* [What the task asks]
Revise the bread-kneading passage between "Today I share" and "the directions given.", inclusive, replacing "dough" with "loaf".

* [Passage provided]
(begin)

Trust The Recipe

Today I share a helpful post by my blogging friend, Michele Morin. She offers a metaphor I won’t soon forget and I hope you won’t either. Happy Sunday!

Bread dough the color of molasses yielded to the pressure of my working fist. Fold, press, turn, repeat, and soon I lost count of how many times I had kneaded the fragrant lump. With the recipe calling for three hundred repetitions, I began to wonder… Three hundred? Really?

Switching to the heel of my hand, I persevered. Eventually, I sensed a change in the texture and smooth elasticity as the gluten developed the necessary strands that would capture the gas bubbles created by the yeast, allowing the dough to stretch and expand as it rose.

Bread-makers want to create the conditions for the dough to rise, but we are completely helpless to make it happen on our own, so we trust the recipe. We follow the directions given.

(end)

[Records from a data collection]
(begin)

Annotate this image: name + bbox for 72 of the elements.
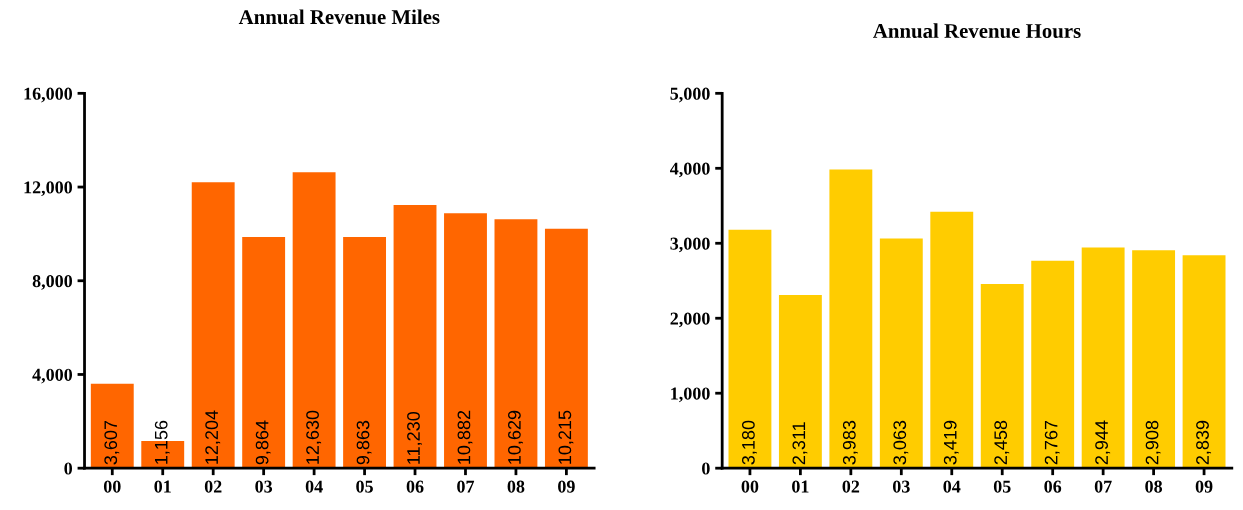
x-tick-label: 03 (255, 480, 273, 493)
x-tick-label: 08 (1145, 480, 1163, 493)
chart-title: Annual Revenue Hours (873, 23, 1081, 39)
bar (1132, 250, 1176, 469)
data-label: 2,458 (994, 420, 1010, 465)
x-tick-label: 05 (356, 480, 373, 493)
bar (393, 205, 437, 469)
y-tick-label: 16,000 (24, 87, 73, 103)
y-tick-label: 4,000 (32, 368, 73, 384)
bar (494, 219, 538, 469)
data-label: 10,882 (457, 410, 473, 464)
data-label: 11,230 (407, 411, 423, 464)
bar (444, 213, 487, 469)
data-label: 9,863 (356, 420, 372, 465)
bar (728, 229, 772, 469)
y-tick-label: 12,000 (24, 181, 73, 197)
chart-title: Annual Revenue Miles (238, 9, 440, 25)
x-tick-label: 09 (558, 480, 575, 493)
x-tick-label: 02 (842, 480, 860, 493)
bar (292, 172, 336, 469)
data-label: 3,180 (742, 420, 757, 465)
data-label: 3,063 (893, 420, 909, 465)
y-tick-label: 1,000 (671, 387, 710, 403)
x-tick-label: 07 (457, 480, 475, 493)
data-label: 12,630 (306, 410, 322, 464)
data-label: 3,607 (104, 420, 120, 465)
bar (778, 294, 822, 469)
x-tick-label: 06 (406, 480, 424, 493)
x-tick-label: 08 (507, 480, 525, 493)
y-tick-label: 0 (64, 462, 73, 475)
data-label: 2,311 (792, 422, 808, 465)
data-label: 3,419 (943, 420, 959, 465)
x-tick-label: 05 (993, 480, 1011, 493)
x-tick-label: 02 (204, 480, 222, 493)
data-label: 1,156 (154, 420, 170, 464)
bar (90, 383, 134, 469)
data-label: 2,908 (1145, 420, 1161, 465)
x-tick-label: 09 (1195, 480, 1213, 493)
data-label: 12,204 (205, 410, 221, 464)
bar (191, 182, 235, 469)
x-tick-label: 03 (892, 480, 910, 493)
x-tick-label: 04 (305, 480, 323, 493)
x-tick-label: 01 (154, 480, 171, 493)
data-label: 10,215 (558, 410, 574, 464)
data-label: 2,767 (1044, 420, 1060, 465)
x-tick-label: 01 (792, 480, 809, 493)
bar (1182, 255, 1226, 469)
y-tick-label: 8,000 (32, 275, 73, 290)
x-tick-label: 00 (103, 480, 121, 493)
x-tick-label: 04 (943, 480, 961, 493)
x-tick-label: 00 (741, 480, 759, 493)
data-label: 3,983 (842, 420, 858, 465)
bar (1081, 247, 1125, 469)
bar (930, 211, 974, 469)
bar (544, 228, 588, 469)
bar (879, 238, 923, 469)
bar (242, 237, 286, 469)
data-label: 9,864 (255, 420, 271, 465)
x-tick-label: 07 (1094, 480, 1112, 493)
y-tick-label: 0 (702, 462, 710, 475)
data-label: 10,629 (508, 410, 523, 464)
bar (829, 169, 873, 469)
data-label: 2,839 (1196, 420, 1212, 465)
data-label: 2,944 (1095, 420, 1111, 465)
y-tick-label: 4,000 (670, 162, 710, 178)
y-tick-label: 5,000 (670, 87, 710, 103)
bar (1031, 260, 1075, 469)
bar (980, 283, 1024, 469)
y-tick-label: 3,000 (670, 237, 710, 253)
y-tick-label: 2,000 (670, 312, 710, 328)
x-tick-label: 06 (1044, 480, 1062, 493)
bar (343, 237, 387, 469)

(end)

* [Answer to the exercise]
Today I share a helpful post by my blogging friend, Michele Morin. She offers a metaphor I won’t soon forget and I hope you won’t either. Happy Sunday!

Bread loaf the color of molasses yielded to the pressure of my working fist. Fold, press, turn, repeat, and soon I lost count of how many times I had kneaded the fragrant lump. With the recipe calling for three hundred repetitions, I began to wonder… Three hundred? Really?

Switching to the heel of my hand, I persevered. Eventually, I sensed a change in the texture and smooth elasticity as the gluten developed the necessary strands that would capture the gas bubbles created by the yeast, allowing the loaf to stretch and expand as it rose.

Bread-makers want to create the conditions for the loaf to rise, but we are completely helpless to make it happen on our own, so we trust the recipe. We follow the directions given.